>> start DATA

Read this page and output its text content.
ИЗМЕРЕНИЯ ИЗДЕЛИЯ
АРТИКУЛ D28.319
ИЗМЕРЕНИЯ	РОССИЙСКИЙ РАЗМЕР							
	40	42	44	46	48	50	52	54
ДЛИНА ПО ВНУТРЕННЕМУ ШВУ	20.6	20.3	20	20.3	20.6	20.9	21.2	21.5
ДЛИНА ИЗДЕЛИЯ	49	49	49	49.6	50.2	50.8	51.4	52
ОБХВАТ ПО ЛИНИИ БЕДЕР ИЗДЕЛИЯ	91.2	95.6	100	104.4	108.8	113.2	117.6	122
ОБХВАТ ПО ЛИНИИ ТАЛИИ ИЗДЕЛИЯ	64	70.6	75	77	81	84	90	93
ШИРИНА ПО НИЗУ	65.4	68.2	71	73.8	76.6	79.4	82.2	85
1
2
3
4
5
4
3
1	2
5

>> end DATA

[EXERCISE DIRECTIONS] Looking at the listing above, count the lines that contain "ИЗМЕРЕНИЯ" and give nothing but the number.

[TASK ANSWER] 2